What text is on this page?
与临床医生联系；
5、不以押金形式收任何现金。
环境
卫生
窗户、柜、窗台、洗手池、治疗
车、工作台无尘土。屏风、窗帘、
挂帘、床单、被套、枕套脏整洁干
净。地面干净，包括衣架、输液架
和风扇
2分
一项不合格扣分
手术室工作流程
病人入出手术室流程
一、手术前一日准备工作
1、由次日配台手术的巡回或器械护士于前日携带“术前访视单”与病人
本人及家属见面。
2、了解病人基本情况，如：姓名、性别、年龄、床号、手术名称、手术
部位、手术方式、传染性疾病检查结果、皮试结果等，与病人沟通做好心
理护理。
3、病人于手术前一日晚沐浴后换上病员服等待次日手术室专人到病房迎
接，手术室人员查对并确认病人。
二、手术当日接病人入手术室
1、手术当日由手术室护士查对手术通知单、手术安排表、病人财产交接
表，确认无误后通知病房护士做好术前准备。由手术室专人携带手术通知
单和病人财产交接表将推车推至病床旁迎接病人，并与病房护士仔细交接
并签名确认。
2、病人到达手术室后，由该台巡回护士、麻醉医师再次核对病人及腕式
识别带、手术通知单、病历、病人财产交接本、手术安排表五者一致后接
+---+
> _TO DO_
Emit the records above again, exactly, with no line skipped.

> _COMPLETE RESPONSE_
What text is on this page?
与临床医生联系；
5、不以押金形式收任何现金。
环境
卫生
窗户、柜、窗台、洗手池、治疗
车、工作台无尘土。屏风、窗帘、
挂帘、床单、被套、枕套脏整洁干
净。地面干净，包括衣架、输液架
和风扇
2分
一项不合格扣分
手术室工作流程
病人入出手术室流程
一、手术前一日准备工作
1、由次日配台手术的巡回或器械护士于前日携带“术前访视单”与病人
本人及家属见面。
2、了解病人基本情况，如：姓名、性别、年龄、床号、手术名称、手术
部位、手术方式、传染性疾病检查结果、皮试结果等，与病人沟通做好心
理护理。
3、病人于手术前一日晚沐浴后换上病员服等待次日手术室专人到病房迎
接，手术室人员查对并确认病人。
二、手术当日接病人入手术室
1、手术当日由手术室护士查对手术通知单、手术安排表、病人财产交接
表，确认无误后通知病房护士做好术前准备。由手术室专人携带手术通知
单和病人财产交接表将推车推至病床旁迎接病人，并与病房护士仔细交接
并签名确认。
2、病人到达手术室后，由该台巡回护士、麻醉医师再次核对病人及腕式
识别带、手术通知单、病历、病人财产交接本、手术安排表五者一致后接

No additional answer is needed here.